#### Written task
Present every line in which the string "true" appears.

#### Available data
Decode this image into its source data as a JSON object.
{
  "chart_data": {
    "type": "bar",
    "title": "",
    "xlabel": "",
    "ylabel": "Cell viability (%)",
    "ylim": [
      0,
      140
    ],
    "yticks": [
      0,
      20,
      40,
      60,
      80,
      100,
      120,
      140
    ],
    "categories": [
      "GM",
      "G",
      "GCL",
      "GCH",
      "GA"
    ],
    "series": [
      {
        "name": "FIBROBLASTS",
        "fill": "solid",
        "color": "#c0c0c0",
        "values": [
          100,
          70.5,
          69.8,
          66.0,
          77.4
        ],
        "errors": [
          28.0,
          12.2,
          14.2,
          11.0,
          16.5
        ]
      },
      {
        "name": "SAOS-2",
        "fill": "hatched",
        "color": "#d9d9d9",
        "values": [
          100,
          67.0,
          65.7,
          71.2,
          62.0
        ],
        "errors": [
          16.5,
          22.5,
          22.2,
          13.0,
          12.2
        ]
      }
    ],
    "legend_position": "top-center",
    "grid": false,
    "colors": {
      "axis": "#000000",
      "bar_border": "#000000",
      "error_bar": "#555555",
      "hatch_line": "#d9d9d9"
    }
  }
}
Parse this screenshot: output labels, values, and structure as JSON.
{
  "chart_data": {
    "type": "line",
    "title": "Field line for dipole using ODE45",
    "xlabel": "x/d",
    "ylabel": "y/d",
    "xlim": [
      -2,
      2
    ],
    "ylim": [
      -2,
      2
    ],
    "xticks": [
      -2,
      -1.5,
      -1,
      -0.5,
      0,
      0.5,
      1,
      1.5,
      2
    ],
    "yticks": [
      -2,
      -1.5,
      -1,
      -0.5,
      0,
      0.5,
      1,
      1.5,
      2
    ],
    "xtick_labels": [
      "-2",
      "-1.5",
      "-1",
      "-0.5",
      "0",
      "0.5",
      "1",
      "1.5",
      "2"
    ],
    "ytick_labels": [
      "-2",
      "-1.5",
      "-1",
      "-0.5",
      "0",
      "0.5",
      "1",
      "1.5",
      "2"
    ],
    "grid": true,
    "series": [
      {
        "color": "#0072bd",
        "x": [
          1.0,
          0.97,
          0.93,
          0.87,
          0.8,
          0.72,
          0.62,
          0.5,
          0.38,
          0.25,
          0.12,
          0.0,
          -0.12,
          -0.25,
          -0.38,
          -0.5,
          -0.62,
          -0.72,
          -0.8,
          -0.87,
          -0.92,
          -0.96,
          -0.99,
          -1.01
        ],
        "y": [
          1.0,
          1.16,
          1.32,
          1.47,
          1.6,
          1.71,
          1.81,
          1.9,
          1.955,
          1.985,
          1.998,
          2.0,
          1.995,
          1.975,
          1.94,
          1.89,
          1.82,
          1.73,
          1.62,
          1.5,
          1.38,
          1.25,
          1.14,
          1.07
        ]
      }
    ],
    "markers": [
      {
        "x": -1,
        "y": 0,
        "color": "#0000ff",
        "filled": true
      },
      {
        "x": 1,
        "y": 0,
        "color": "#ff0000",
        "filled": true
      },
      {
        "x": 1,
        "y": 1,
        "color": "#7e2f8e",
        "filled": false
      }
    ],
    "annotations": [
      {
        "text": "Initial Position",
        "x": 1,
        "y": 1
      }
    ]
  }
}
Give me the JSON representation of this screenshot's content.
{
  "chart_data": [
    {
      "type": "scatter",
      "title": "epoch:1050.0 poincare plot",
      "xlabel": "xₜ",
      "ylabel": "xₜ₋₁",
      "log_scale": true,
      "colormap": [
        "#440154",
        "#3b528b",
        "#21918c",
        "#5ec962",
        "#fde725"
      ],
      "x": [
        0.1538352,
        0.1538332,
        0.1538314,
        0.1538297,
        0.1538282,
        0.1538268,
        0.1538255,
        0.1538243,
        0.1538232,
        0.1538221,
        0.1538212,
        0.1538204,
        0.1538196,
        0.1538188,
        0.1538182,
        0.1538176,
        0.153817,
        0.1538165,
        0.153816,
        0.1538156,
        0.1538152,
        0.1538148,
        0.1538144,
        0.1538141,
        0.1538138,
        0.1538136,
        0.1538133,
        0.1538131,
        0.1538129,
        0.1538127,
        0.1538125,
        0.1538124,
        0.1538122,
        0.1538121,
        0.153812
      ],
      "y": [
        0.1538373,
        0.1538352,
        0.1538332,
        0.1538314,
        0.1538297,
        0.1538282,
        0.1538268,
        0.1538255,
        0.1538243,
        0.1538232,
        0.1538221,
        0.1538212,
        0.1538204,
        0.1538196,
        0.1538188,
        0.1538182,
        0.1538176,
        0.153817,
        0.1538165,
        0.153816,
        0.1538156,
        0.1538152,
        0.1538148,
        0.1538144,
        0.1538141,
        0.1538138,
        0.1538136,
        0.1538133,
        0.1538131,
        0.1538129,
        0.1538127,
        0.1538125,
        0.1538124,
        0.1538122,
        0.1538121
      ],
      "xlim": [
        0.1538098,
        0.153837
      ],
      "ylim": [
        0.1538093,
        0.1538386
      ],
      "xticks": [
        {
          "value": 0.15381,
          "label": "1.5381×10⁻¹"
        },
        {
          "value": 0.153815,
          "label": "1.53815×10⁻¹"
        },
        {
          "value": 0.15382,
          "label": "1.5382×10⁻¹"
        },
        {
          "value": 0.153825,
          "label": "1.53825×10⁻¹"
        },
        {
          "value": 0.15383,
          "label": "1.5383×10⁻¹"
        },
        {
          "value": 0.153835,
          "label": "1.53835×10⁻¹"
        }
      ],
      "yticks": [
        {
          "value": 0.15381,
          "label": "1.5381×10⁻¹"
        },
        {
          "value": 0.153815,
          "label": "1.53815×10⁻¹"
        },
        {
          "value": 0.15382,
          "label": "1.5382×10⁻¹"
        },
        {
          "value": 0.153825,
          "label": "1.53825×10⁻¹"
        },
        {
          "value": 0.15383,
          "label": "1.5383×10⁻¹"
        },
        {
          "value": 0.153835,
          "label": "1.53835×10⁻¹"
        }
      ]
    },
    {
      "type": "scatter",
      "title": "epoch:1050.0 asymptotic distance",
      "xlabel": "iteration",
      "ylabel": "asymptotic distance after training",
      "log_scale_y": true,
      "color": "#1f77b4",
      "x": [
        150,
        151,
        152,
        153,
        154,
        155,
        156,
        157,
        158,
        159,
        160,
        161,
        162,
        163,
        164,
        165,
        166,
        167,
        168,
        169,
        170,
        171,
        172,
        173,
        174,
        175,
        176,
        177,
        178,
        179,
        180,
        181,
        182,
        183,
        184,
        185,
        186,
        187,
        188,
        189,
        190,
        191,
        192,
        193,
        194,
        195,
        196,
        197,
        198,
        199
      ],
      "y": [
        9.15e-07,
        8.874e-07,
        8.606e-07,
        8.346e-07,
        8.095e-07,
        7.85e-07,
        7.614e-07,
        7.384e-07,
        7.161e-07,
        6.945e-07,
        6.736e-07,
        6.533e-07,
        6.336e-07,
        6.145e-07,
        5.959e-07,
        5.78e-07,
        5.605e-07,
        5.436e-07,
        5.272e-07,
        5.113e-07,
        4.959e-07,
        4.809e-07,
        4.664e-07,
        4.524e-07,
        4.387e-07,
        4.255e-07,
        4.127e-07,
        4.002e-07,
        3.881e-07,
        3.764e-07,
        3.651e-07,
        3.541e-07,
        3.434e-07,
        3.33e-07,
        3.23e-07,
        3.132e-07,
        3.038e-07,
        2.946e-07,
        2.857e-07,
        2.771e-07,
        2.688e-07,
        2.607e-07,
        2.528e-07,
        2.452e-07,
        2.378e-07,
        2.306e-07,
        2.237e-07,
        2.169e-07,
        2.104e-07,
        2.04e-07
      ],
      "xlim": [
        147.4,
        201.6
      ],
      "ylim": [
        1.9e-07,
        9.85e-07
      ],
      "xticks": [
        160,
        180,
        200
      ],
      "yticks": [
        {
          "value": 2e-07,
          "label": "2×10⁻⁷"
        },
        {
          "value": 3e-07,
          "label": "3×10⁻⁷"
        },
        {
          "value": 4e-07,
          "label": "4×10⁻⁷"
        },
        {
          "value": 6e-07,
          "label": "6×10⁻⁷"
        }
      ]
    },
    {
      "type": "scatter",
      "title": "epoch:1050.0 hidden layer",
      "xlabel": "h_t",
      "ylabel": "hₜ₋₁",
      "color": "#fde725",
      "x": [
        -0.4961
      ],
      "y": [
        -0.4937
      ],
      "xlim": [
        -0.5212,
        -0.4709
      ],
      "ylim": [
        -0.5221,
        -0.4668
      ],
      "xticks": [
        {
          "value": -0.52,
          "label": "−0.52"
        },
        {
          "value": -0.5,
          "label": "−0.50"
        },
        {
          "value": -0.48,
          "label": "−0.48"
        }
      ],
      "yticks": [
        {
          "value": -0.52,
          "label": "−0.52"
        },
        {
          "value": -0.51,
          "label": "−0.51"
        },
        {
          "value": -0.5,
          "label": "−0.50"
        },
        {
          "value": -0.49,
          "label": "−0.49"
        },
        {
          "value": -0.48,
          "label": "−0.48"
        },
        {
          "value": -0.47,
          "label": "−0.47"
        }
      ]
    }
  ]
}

#### Final result
    "grid": true,
        "filled": true
        "filled": true
      "log_scale": true,
      "log_scale_y": true,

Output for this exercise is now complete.